[Begin]

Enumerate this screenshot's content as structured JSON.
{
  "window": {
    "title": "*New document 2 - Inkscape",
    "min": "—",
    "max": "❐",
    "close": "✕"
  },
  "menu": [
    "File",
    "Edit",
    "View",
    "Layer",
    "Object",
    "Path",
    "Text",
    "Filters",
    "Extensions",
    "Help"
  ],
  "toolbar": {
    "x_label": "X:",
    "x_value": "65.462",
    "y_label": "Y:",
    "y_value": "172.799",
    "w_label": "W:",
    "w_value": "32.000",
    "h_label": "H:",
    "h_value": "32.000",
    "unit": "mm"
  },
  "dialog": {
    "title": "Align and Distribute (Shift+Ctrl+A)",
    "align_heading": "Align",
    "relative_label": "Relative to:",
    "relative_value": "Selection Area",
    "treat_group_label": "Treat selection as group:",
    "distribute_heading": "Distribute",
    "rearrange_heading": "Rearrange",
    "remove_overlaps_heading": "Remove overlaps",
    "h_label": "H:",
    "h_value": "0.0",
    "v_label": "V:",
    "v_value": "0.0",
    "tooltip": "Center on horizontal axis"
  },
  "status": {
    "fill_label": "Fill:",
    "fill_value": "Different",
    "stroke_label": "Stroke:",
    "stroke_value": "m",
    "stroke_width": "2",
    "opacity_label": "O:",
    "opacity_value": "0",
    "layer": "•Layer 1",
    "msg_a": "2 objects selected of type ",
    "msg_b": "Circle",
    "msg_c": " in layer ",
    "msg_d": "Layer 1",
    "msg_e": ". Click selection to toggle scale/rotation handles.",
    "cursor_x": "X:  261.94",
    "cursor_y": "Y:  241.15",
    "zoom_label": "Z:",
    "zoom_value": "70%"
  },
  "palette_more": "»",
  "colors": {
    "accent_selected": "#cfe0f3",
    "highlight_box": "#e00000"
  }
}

[End]

Task brief: Exactly reproduce all of the entries.

Complete output:
Enumerate this screenshot's content as structured JSON.
{
  "window": {
    "title": "*New document 2 - Inkscape",
    "min": "—",
    "max": "❐",
    "close": "✕"
  },
  "menu": [
    "File",
    "Edit",
    "View",
    "Layer",
    "Object",
    "Path",
    "Text",
    "Filters",
    "Extensions",
    "Help"
  ],
  "toolbar": {
    "x_label": "X:",
    "x_value": "65.462",
    "y_label": "Y:",
    "y_value": "172.799",
    "w_label": "W:",
    "w_value": "32.000",
    "h_label": "H:",
    "h_value": "32.000",
    "unit": "mm"
  },
  "dialog": {
    "title": "Align and Distribute (Shift+Ctrl+A)",
    "align_heading": "Align",
    "relative_label": "Relative to:",
    "relative_value": "Selection Area",
    "treat_group_label": "Treat selection as group:",
    "distribute_heading": "Distribute",
    "rearrange_heading": "Rearrange",
    "remove_overlaps_heading": "Remove overlaps",
    "h_label": "H:",
    "h_value": "0.0",
    "v_label": "V:",
    "v_value": "0.0",
    "tooltip": "Center on horizontal axis"
  },
  "status": {
    "fill_label": "Fill:",
    "fill_value": "Different",
    "stroke_label": "Stroke:",
    "stroke_value": "m",
    "stroke_width": "2",
    "opacity_label": "O:",
    "opacity_value": "0",
    "layer": "•Layer 1",
    "msg_a": "2 objects selected of type ",
    "msg_b": "Circle",
    "msg_c": " in layer ",
    "msg_d": "Layer 1",
    "msg_e": ". Click selection to toggle scale/rotation handles.",
    "cursor_x": "X:  261.94",
    "cursor_y": "Y:  241.15",
    "zoom_label": "Z:",
    "zoom_value": "70%"
  },
  "palette_more": "»",
  "colors": {
    "accent_selected": "#cfe0f3",
    "highlight_box": "#e00000"
  }
}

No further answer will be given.